• **Stated problem**
Every line that contains the word "heading" should be copied.

Chart and figure data:
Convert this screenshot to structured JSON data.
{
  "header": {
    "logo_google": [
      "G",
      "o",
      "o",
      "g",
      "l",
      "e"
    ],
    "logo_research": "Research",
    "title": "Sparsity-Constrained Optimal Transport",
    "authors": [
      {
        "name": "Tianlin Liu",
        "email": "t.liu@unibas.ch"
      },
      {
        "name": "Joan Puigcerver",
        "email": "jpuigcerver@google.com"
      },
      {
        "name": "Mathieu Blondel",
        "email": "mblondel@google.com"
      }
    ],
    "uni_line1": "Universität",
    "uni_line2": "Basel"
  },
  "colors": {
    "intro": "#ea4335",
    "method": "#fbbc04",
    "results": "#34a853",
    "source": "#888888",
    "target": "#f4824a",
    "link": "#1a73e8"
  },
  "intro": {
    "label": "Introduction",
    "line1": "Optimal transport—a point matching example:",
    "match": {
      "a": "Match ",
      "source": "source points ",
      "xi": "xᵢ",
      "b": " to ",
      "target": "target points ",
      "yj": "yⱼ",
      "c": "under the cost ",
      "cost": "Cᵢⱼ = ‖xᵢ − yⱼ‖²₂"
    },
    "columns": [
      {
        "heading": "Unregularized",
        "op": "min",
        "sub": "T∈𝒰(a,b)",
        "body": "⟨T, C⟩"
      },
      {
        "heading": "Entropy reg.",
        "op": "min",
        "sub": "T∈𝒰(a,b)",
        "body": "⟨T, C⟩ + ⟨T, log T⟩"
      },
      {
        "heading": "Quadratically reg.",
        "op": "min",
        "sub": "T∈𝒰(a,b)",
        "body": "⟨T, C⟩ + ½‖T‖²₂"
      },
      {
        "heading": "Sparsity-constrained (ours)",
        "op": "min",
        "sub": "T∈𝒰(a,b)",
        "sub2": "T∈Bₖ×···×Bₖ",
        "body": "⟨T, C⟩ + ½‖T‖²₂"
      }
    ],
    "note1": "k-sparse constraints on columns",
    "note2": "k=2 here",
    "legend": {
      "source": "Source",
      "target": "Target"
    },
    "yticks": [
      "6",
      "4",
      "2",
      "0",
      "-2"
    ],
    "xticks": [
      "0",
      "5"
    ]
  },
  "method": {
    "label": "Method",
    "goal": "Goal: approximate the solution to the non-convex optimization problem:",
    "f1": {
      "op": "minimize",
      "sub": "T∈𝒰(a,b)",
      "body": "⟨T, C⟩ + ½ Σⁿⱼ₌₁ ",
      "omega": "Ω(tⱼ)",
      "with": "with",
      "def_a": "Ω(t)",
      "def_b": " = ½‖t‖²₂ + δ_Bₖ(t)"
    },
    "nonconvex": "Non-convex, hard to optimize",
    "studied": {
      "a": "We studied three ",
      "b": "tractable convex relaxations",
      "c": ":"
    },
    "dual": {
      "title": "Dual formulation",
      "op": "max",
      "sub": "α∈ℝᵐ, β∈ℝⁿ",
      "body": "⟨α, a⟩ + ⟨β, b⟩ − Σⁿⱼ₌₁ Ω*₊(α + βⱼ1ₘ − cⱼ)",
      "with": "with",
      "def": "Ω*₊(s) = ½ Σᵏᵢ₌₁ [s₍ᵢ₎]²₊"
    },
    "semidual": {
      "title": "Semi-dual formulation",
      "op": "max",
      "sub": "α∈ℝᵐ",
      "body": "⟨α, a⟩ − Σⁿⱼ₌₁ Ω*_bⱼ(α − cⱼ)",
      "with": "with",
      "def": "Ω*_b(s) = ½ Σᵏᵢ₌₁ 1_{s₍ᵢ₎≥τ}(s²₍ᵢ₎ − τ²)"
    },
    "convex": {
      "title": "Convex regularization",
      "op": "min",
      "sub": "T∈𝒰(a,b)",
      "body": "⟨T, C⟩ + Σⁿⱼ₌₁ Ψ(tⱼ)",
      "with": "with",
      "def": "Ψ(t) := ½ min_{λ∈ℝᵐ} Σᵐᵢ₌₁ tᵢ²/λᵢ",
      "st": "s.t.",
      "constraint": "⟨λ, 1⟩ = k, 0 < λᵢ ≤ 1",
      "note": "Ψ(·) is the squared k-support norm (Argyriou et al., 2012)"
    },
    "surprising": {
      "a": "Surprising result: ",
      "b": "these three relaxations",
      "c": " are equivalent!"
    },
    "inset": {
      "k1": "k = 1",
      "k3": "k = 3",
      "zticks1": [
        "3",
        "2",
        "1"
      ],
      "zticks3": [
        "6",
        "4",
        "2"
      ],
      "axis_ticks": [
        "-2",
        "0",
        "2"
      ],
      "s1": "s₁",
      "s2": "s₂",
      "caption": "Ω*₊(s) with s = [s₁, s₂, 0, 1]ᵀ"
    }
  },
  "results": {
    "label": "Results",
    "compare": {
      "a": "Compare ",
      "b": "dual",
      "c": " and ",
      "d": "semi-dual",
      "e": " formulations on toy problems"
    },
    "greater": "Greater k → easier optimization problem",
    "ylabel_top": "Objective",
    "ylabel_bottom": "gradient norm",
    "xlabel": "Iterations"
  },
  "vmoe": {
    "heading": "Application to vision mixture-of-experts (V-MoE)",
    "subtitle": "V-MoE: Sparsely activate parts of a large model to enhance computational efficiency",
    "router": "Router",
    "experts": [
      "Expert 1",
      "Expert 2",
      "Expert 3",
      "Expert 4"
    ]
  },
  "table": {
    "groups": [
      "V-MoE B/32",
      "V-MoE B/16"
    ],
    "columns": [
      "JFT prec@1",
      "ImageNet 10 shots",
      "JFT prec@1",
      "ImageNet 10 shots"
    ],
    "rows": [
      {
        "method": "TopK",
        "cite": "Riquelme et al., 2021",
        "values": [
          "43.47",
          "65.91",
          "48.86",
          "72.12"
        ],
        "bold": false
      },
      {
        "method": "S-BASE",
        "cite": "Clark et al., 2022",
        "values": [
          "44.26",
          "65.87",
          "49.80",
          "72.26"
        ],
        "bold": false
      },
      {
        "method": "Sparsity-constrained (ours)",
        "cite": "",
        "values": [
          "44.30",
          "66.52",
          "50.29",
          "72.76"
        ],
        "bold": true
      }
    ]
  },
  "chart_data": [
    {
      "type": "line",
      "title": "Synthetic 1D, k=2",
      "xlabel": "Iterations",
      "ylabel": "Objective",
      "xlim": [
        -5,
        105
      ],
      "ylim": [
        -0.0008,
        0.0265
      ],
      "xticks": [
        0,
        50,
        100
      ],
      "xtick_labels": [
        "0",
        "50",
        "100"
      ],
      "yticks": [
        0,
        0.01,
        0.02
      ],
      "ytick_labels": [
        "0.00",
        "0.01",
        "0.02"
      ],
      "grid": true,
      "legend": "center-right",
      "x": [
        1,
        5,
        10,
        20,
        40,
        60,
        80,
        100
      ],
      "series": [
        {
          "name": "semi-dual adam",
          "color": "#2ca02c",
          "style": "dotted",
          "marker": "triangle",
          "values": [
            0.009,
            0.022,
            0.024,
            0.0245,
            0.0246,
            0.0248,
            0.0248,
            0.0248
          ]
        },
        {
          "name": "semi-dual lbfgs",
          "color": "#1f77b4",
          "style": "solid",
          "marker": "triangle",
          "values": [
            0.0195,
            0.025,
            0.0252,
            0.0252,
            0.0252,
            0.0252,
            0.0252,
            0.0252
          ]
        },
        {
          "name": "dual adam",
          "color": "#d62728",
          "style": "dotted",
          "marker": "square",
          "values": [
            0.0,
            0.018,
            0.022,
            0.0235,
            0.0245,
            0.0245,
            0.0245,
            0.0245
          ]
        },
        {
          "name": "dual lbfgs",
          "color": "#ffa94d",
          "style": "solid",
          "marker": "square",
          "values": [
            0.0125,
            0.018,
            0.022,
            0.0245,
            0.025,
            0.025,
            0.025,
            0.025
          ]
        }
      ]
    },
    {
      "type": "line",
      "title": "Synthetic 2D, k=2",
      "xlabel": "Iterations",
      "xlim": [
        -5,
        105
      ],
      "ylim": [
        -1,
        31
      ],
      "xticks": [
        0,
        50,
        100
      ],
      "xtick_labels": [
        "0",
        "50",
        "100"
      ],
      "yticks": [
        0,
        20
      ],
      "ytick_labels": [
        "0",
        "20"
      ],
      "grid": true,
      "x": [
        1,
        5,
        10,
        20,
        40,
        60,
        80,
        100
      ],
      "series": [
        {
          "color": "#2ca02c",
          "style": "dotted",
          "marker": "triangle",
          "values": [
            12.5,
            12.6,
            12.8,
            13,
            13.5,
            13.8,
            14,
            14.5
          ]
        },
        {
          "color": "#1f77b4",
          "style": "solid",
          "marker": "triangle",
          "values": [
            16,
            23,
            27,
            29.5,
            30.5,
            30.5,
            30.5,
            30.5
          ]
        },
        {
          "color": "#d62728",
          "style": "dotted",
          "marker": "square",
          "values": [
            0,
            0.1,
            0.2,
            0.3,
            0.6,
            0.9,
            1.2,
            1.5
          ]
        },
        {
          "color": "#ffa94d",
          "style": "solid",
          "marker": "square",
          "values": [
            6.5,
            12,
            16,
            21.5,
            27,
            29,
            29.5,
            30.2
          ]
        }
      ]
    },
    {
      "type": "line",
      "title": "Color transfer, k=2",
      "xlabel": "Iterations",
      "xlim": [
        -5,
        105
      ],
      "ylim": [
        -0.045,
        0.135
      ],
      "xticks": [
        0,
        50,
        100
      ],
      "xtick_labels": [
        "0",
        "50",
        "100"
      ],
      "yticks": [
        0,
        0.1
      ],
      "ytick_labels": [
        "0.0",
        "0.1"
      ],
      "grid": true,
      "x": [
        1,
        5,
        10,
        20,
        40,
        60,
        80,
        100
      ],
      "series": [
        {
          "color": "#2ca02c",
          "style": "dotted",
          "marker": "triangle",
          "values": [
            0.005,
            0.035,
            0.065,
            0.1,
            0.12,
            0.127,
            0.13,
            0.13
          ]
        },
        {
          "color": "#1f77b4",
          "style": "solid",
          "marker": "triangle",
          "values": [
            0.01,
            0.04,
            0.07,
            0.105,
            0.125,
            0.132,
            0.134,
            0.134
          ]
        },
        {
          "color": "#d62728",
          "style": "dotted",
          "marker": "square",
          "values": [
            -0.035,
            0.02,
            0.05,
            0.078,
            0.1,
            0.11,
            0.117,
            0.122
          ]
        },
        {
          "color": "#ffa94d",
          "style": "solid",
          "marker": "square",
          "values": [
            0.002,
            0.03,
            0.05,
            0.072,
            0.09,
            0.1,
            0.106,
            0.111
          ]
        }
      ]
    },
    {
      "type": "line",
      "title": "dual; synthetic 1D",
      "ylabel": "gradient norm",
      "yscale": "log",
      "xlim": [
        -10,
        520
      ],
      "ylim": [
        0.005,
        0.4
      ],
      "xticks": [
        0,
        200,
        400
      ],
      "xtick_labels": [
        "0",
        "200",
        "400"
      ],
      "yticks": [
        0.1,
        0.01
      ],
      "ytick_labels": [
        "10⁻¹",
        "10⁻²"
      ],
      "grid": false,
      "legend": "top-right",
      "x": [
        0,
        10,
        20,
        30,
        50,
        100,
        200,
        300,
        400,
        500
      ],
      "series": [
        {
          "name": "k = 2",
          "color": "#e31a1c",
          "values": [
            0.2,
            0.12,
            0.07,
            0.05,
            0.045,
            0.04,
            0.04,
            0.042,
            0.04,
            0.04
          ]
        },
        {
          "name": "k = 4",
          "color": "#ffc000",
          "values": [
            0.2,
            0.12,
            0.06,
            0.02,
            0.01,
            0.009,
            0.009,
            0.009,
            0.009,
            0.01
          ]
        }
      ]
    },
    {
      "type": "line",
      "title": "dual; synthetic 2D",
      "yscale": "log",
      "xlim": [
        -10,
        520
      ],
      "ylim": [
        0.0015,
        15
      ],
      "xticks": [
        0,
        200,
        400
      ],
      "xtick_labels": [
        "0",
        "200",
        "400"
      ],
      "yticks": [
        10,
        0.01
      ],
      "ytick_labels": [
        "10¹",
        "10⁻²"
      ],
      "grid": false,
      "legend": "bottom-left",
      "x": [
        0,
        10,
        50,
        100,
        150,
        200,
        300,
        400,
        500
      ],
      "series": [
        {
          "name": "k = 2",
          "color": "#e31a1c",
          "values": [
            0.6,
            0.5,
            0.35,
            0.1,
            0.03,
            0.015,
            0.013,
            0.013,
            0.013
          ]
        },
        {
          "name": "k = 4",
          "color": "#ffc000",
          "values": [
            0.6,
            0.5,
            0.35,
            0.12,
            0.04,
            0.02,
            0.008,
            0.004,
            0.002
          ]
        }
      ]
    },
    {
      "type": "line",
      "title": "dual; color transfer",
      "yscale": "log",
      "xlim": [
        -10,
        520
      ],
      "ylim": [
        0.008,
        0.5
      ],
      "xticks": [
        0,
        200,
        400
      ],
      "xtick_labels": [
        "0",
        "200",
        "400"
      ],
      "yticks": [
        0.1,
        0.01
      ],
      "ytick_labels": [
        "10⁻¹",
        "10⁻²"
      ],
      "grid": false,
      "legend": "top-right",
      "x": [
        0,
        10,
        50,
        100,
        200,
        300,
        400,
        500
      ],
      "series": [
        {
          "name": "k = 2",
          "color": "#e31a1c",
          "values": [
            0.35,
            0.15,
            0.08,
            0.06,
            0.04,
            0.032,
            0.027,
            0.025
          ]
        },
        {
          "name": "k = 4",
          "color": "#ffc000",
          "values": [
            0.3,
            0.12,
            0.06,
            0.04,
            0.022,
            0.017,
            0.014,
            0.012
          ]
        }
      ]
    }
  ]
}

• **Complete output**
        "heading": "Unregularized",
        "heading": "Entropy reg.",
        "heading": "Quadratically reg.",
        "heading": "Sparsity-constrained (ours)",
    "heading": "Application to vision mixture-of-experts (V-MoE)",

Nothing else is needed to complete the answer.